▶ _記事の本文_
========================
決断にあたり、國保監督は球児に相談はしなかったという(撮影/藤岡雅樹)

決断にあたり、國保監督は球児に相談はしなかったという(撮影/藤岡雅樹)

 それからも私は大船渡の公式戦に通い続けてきたが、昨年の夏以降は新型コロナの蔓延などと重なり、岩手に向かうことはためらわれた。その間に、國保は監督を辞めていたことになる。人柄を考えれば、自身の退任を大事にしたくないのだろうが、國保の退任は地元メディアも報じていない。

 今も耳に残るのは國保の次の言葉だ。

「あの日の決断が正しかったのか、間違っていたのか。毎日のように逡巡していました。(佐々木が129球で完投した決勝前日の)準決勝で他の投手を起用していたらどうなっていたかとか……答えは見つかりません」
========================
▶ _記録データ_
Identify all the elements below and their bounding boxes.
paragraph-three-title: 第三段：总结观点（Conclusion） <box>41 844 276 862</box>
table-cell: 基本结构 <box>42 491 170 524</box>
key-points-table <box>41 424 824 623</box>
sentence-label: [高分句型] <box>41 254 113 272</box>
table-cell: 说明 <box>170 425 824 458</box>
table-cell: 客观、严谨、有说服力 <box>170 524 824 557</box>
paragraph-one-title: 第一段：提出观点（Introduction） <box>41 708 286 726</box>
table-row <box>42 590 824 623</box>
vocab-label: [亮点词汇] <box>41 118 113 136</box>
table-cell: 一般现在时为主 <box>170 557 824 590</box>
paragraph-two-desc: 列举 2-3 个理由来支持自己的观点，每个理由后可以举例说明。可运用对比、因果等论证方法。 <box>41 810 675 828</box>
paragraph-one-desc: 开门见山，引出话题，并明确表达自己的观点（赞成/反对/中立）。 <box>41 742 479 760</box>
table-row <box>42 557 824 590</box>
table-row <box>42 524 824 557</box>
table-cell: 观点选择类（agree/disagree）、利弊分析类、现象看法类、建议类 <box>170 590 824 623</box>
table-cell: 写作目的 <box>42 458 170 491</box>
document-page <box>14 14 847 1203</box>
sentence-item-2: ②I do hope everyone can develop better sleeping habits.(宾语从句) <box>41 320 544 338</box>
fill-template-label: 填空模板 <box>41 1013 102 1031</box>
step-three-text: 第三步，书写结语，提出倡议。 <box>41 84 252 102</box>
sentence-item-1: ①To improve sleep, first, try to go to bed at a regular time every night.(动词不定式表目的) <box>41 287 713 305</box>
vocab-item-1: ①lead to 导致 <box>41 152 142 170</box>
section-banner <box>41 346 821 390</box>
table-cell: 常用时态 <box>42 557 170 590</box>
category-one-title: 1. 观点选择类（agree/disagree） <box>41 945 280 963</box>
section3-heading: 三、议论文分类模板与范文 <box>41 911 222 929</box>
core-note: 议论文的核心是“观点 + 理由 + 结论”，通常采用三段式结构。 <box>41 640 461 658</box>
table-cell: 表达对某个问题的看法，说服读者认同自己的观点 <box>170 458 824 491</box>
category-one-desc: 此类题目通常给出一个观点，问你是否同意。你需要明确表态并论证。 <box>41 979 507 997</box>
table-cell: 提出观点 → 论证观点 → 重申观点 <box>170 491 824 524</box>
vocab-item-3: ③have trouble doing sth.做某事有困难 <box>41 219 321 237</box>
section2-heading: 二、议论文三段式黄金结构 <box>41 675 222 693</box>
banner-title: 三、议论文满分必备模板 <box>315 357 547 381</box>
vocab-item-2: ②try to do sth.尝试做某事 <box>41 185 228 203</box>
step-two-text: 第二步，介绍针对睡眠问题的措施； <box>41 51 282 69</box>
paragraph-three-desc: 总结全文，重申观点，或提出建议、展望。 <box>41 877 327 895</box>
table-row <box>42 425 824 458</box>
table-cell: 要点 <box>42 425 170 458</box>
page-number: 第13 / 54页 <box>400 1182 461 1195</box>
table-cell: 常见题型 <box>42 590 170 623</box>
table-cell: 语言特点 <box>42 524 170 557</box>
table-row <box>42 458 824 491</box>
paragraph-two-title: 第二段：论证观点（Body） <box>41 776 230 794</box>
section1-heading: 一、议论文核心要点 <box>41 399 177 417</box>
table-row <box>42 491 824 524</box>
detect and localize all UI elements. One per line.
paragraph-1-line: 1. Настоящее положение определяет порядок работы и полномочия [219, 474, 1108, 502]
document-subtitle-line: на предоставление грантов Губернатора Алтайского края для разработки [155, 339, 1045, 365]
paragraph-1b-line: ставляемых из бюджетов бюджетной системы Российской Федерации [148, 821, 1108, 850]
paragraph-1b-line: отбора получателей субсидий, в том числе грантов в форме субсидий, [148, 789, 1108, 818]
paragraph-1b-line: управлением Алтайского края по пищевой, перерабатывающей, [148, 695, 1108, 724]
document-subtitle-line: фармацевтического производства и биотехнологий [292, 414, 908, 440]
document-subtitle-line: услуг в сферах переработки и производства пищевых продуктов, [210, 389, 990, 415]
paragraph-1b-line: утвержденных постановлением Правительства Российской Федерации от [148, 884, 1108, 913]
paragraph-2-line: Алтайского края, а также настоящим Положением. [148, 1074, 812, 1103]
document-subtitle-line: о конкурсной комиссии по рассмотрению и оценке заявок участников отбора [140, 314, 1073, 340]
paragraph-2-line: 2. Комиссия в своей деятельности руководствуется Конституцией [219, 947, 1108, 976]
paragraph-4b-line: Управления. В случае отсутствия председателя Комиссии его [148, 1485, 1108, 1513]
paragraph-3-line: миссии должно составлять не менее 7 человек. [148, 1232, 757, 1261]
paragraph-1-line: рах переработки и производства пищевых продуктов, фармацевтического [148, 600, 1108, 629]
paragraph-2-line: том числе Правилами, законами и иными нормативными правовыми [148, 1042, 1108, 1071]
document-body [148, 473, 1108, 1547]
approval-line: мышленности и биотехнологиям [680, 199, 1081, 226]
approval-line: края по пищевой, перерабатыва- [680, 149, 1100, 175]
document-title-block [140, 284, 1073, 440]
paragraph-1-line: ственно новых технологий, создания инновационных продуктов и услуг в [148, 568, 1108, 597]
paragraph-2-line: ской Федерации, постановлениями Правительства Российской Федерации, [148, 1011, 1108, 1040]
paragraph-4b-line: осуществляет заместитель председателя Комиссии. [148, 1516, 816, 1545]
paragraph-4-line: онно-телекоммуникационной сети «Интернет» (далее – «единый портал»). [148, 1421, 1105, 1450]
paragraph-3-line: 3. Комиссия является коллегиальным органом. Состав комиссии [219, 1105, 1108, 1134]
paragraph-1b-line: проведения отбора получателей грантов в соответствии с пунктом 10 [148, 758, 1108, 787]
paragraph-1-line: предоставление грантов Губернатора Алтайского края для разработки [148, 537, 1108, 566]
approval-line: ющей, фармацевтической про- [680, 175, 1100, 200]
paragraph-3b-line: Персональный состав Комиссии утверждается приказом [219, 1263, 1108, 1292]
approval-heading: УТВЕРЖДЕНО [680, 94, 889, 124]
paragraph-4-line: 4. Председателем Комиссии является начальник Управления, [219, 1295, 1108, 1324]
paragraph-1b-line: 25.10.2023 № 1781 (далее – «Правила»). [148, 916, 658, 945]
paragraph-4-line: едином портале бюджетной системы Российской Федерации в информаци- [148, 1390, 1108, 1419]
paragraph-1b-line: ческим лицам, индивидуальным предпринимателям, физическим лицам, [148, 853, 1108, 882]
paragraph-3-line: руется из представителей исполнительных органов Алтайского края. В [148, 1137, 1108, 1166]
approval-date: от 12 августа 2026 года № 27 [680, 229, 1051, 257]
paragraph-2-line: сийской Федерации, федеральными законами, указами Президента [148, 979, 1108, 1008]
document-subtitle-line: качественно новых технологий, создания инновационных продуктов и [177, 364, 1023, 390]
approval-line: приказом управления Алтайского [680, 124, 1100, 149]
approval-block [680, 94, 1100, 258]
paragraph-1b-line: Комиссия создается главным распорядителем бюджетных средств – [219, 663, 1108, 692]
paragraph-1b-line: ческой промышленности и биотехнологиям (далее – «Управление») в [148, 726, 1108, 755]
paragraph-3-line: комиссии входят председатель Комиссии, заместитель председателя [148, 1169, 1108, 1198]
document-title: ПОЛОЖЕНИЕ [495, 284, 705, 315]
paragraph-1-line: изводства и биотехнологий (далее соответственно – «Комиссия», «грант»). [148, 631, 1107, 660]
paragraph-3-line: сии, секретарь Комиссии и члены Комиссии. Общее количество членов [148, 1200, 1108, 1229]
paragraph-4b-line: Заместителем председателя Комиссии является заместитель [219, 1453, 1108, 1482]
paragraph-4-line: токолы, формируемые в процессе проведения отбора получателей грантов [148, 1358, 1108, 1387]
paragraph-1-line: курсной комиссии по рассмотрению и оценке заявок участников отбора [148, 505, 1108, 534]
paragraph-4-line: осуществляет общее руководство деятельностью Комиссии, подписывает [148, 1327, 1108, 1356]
========================
▶ _やること_
1. 國保監督の記事から、「それからも私は大船渡の公式戦」から「か……答えは見つかりません」」までを全部そのまま書き写してください。
2. 國保監督の記事の続きを、最後の文のあとから書いてください。

▶ _答えの一覧_
1.
それからも私は大船渡の公式戦に通い続けてきたが、昨年の夏以降は新型コロナの蔓延などと重なり、岩手に向かうことはためらわれた。その間に、國保は監督を辞めていたことになる。人柄を考えれば、自身の退任を大事にしたくないのだろうが、國保の退任は地元メディアも報じていない。

 今も耳に残るのは國保の次の言葉だ。

「あの日の決断が正しかったのか、間違っていたのか。毎日のように逡巡していました。(佐々木が129球で完投した決勝前日の)準決勝で他の投手を起用していたらどうなっていたかとか……答えは見つかりません」

2.
 盛岡一を経て、筑波大へ進学した國保は、卒業後も現役への未練を断ち切れず、米国の独立リーグに挑戦した経験を持つ。そこで、ケガによってメジャーの舞台から都落ちしてきた選手を幾人も目にした。教員となり野球指導者になると、投球障がいをはじめとする野球選手ならではのケガを徹底して避けるようなチーム運営を心がけてきた。

 投球動作解析の第一人者で、筑波大硬式野球部監督の川村卓は、國保の恩師にあたる。國保は佐々木の在学中に筑波へ連れて行き、アドバイスを仰いだこともあった。

 川村は初めて佐々木に会った時、この体で本当に160キロを投げられるのか──そう驚いたという。同時に、「体のサイズと腕の振りだけで投げていた。長期的に見れば故障は避けられないだろう」という見解を持った。そうした川村の助言も、國保の登板回避という“英断”を後押ししていたはずだ。

 そして川村は「体が出来上がれば、いったいどこまでのボールを放るのか」とも思っていた。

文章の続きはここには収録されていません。